**Work required:** The entries below are to be transcribed in full, without their images.

* begin Information given *

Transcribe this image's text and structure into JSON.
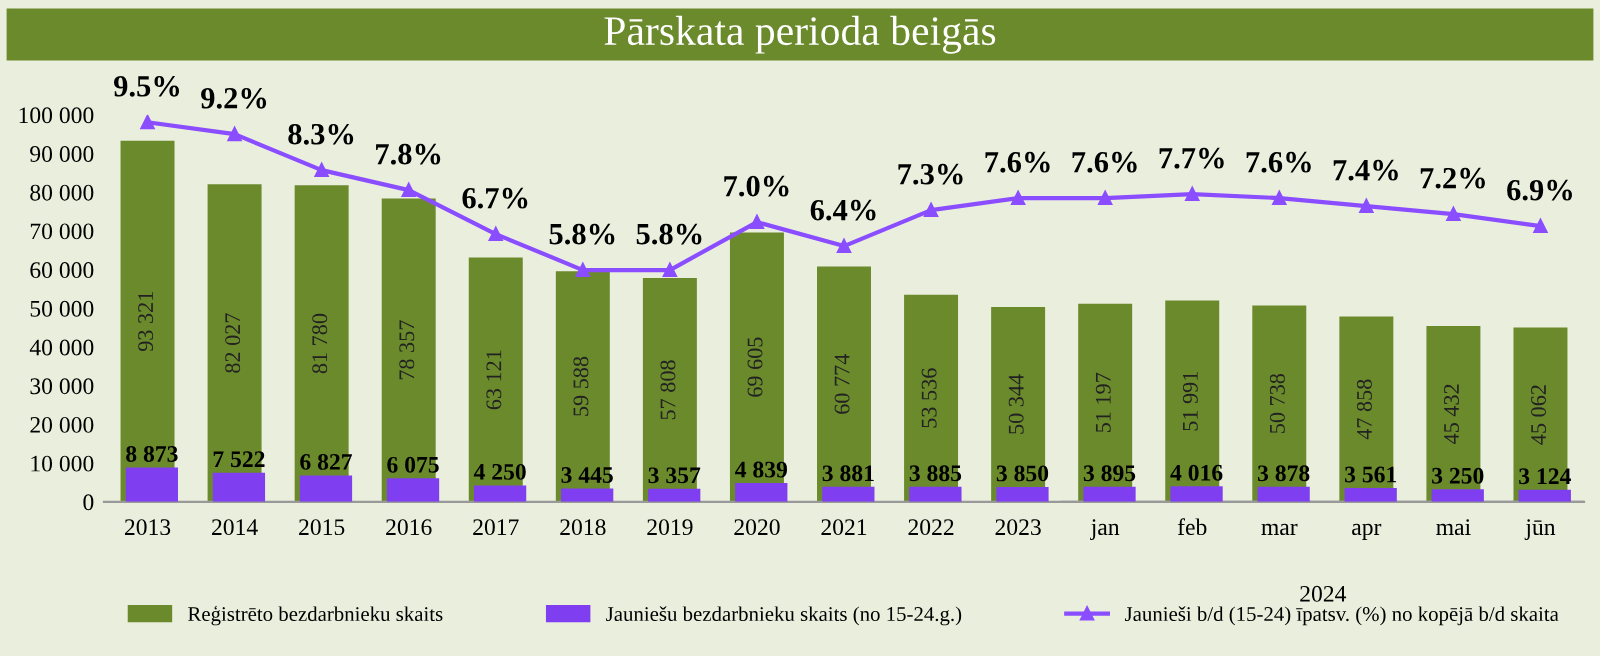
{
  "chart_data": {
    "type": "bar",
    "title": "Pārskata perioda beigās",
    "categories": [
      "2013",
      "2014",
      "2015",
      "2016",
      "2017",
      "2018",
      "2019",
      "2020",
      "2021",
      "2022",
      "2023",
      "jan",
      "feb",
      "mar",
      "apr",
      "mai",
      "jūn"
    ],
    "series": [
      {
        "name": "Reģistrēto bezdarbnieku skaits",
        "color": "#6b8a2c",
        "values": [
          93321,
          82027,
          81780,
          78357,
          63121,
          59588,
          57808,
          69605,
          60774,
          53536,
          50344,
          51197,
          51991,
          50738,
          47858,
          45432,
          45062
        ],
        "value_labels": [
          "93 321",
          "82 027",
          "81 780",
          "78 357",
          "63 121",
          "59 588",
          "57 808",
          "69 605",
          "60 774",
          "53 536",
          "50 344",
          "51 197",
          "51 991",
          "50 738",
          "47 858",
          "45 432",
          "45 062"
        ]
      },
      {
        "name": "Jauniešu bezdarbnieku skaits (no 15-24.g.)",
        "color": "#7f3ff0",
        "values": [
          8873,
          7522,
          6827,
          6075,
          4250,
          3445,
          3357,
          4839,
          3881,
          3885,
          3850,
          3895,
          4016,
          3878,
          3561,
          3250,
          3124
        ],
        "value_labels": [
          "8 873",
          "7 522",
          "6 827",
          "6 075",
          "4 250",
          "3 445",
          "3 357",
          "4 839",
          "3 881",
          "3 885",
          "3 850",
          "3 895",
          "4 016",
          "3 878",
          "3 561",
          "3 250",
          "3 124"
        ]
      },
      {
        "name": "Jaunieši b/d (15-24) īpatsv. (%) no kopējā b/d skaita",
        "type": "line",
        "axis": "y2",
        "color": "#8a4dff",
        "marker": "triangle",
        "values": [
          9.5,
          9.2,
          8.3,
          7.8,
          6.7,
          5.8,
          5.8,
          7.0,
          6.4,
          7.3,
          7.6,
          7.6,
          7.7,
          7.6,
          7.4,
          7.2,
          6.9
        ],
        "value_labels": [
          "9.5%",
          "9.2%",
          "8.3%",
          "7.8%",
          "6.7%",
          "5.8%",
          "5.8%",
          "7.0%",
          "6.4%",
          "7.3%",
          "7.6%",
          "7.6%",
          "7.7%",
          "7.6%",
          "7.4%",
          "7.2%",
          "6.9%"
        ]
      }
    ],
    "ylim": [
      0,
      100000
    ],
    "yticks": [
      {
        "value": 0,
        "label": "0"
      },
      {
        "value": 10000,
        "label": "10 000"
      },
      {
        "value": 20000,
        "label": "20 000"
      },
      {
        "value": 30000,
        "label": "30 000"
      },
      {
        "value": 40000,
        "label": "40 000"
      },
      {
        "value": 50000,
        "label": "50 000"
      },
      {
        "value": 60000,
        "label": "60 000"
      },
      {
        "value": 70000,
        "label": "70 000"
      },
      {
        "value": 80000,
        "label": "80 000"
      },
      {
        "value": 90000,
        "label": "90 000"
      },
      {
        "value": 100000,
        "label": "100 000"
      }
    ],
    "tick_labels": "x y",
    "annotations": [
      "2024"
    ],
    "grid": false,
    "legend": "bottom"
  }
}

* end Information given *

**The reply:**
Transcribe this image's text and structure into JSON.
{
  "chart_data": {
    "type": "bar",
    "title": "Pārskata perioda beigās",
    "categories": [
      "2013",
      "2014",
      "2015",
      "2016",
      "2017",
      "2018",
      "2019",
      "2020",
      "2021",
      "2022",
      "2023",
      "jan",
      "feb",
      "mar",
      "apr",
      "mai",
      "jūn"
    ],
    "series": [
      {
        "name": "Reģistrēto bezdarbnieku skaits",
        "color": "#6b8a2c",
        "values": [
          93321,
          82027,
          81780,
          78357,
          63121,
          59588,
          57808,
          69605,
          60774,
          53536,
          50344,
          51197,
          51991,
          50738,
          47858,
          45432,
          45062
        ],
        "value_labels": [
          "93 321",
          "82 027",
          "81 780",
          "78 357",
          "63 121",
          "59 588",
          "57 808",
          "69 605",
          "60 774",
          "53 536",
          "50 344",
          "51 197",
          "51 991",
          "50 738",
          "47 858",
          "45 432",
          "45 062"
        ]
      },
      {
        "name": "Jauniešu bezdarbnieku skaits (no 15-24.g.)",
        "color": "#7f3ff0",
        "values": [
          8873,
          7522,
          6827,
          6075,
          4250,
          3445,
          3357,
          4839,
          3881,
          3885,
          3850,
          3895,
          4016,
          3878,
          3561,
          3250,
          3124
        ],
        "value_labels": [
          "8 873",
          "7 522",
          "6 827",
          "6 075",
          "4 250",
          "3 445",
          "3 357",
          "4 839",
          "3 881",
          "3 885",
          "3 850",
          "3 895",
          "4 016",
          "3 878",
          "3 561",
          "3 250",
          "3 124"
        ]
      },
      {
        "name": "Jaunieši b/d (15-24) īpatsv. (%) no kopējā b/d skaita",
        "type": "line",
        "axis": "y2",
        "color": "#8a4dff",
        "marker": "triangle",
        "values": [
          9.5,
          9.2,
          8.3,
          7.8,
          6.7,
          5.8,
          5.8,
          7.0,
          6.4,
          7.3,
          7.6,
          7.6,
          7.7,
          7.6,
          7.4,
          7.2,
          6.9
        ],
        "value_labels": [
          "9.5%",
          "9.2%",
          "8.3%",
          "7.8%",
          "6.7%",
          "5.8%",
          "5.8%",
          "7.0%",
          "6.4%",
          "7.3%",
          "7.6%",
          "7.6%",
          "7.7%",
          "7.6%",
          "7.4%",
          "7.2%",
          "6.9%"
        ]
      }
    ],
    "ylim": [
      0,
      100000
    ],
    "yticks": [
      {
        "value": 0,
        "label": "0"
      },
      {
        "value": 10000,
        "label": "10 000"
      },
      {
        "value": 20000,
        "label": "20 000"
      },
      {
        "value": 30000,
        "label": "30 000"
      },
      {
        "value": 40000,
        "label": "40 000"
      },
      {
        "value": 50000,
        "label": "50 000"
      },
      {
        "value": 60000,
        "label": "60 000"
      },
      {
        "value": 70000,
        "label": "70 000"
      },
      {
        "value": 80000,
        "label": "80 000"
      },
      {
        "value": 90000,
        "label": "90 000"
      },
      {
        "value": 100000,
        "label": "100 000"
      }
    ],
    "tick_labels": "x y",
    "annotations": [
      "2024"
    ],
    "grid": false,
    "legend": "bottom"
  }
}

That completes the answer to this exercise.